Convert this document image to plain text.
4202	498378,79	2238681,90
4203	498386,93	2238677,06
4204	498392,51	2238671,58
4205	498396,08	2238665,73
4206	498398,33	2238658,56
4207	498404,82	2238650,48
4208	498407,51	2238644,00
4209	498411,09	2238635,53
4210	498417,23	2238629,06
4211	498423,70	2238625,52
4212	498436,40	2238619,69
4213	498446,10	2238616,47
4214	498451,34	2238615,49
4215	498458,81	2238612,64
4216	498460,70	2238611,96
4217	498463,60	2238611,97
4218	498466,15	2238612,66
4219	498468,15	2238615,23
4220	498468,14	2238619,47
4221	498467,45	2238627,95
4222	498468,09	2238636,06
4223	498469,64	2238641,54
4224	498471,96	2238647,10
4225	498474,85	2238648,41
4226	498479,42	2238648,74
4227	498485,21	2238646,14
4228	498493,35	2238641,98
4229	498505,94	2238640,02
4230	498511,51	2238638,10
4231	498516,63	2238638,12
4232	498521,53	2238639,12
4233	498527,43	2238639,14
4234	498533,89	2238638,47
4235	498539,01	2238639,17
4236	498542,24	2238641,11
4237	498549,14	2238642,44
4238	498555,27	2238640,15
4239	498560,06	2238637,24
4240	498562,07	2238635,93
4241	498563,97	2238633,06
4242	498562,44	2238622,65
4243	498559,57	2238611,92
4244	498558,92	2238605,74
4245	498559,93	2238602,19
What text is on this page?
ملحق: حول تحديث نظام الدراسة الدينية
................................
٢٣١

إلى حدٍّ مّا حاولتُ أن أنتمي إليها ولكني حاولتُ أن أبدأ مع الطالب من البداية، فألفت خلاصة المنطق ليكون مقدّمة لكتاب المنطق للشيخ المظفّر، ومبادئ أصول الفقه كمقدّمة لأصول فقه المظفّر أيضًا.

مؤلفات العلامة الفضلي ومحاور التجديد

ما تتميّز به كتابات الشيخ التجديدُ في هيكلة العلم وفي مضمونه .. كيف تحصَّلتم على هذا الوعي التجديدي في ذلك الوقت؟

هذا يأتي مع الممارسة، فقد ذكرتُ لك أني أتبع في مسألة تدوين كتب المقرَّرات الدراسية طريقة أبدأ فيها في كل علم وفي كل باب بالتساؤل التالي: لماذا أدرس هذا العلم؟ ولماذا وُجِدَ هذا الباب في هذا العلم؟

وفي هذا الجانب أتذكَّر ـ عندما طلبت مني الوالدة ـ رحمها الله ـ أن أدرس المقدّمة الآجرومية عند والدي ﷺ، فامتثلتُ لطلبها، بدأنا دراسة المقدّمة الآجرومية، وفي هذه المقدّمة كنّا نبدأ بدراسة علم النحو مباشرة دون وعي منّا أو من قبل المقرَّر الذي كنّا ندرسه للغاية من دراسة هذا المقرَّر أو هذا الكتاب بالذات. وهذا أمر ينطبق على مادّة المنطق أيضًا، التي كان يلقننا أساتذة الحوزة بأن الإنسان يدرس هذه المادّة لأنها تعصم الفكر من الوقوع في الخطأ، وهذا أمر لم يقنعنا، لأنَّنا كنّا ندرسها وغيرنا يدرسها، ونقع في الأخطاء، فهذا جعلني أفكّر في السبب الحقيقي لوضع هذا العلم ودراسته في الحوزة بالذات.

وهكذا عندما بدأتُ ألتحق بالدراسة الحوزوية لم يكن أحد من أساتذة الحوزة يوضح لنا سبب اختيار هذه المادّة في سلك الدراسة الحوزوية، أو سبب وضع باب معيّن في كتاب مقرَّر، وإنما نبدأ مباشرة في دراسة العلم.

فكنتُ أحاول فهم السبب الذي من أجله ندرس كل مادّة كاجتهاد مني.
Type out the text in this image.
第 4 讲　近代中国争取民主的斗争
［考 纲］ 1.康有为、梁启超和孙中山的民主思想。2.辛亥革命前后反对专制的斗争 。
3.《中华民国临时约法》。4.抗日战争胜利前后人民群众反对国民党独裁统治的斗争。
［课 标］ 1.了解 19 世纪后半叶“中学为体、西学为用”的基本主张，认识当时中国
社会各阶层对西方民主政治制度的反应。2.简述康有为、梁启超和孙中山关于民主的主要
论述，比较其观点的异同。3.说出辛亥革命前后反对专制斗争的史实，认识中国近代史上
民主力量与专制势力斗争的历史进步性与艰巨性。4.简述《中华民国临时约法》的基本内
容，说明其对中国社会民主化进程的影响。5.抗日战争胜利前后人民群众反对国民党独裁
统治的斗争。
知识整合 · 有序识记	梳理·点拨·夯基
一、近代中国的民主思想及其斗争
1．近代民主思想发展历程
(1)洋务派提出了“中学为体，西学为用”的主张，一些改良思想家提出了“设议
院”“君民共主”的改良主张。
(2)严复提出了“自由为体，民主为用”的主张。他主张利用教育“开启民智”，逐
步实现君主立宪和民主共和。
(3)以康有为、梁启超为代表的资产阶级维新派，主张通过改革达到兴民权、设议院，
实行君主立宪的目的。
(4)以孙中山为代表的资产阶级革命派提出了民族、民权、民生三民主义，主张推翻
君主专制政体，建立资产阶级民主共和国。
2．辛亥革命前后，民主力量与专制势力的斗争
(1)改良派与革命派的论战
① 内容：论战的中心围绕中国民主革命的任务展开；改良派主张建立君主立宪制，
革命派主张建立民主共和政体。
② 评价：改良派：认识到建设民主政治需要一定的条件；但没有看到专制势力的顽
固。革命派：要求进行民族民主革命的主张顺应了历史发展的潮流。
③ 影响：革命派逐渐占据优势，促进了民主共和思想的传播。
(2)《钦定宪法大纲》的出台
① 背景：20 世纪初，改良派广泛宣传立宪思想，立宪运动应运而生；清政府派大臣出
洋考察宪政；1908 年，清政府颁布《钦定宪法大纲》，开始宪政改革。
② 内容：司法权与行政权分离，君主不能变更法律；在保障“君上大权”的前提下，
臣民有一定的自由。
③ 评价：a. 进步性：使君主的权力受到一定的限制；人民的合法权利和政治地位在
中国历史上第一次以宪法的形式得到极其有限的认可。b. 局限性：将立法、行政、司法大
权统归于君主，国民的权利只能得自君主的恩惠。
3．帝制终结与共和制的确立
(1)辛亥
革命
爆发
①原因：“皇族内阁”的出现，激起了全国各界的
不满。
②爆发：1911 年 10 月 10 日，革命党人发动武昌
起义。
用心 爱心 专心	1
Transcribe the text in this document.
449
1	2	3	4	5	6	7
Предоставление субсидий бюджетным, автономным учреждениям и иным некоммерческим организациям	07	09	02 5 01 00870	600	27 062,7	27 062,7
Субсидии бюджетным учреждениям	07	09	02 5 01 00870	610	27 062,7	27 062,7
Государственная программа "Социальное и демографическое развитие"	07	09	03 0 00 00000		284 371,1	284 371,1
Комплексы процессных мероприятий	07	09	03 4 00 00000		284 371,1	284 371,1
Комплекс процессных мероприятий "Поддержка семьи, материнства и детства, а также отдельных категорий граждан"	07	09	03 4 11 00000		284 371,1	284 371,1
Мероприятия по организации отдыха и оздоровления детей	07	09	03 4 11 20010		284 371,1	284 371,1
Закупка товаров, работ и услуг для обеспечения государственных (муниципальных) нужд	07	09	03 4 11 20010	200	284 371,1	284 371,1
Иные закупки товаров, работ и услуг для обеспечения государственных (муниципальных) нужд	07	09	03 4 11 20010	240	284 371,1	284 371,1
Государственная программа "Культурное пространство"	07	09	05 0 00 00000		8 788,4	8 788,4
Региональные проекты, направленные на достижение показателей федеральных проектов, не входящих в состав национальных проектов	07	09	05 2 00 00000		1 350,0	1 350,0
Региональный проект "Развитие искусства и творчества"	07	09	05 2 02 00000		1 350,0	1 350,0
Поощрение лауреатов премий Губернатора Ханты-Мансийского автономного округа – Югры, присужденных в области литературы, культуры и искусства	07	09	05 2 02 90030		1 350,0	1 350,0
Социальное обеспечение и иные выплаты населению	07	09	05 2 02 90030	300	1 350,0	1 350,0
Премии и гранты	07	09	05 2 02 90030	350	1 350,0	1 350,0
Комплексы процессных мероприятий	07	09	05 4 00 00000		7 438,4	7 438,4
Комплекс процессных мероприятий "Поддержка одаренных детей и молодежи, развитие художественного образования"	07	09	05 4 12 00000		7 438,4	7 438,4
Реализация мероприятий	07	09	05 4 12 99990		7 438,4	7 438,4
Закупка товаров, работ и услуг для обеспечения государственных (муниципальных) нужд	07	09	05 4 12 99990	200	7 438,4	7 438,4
:::::
• **Problem description**: Show all lines from the data above in which the word "中学为体" appears.

• **Result below**:
［课 标］ 1.了解 19 世纪后半叶“中学为体、西学为用”的基本主张，认识当时中国
(1)洋务派提出了“中学为体，西学为用”的主张，一些改良思想家提出了“设议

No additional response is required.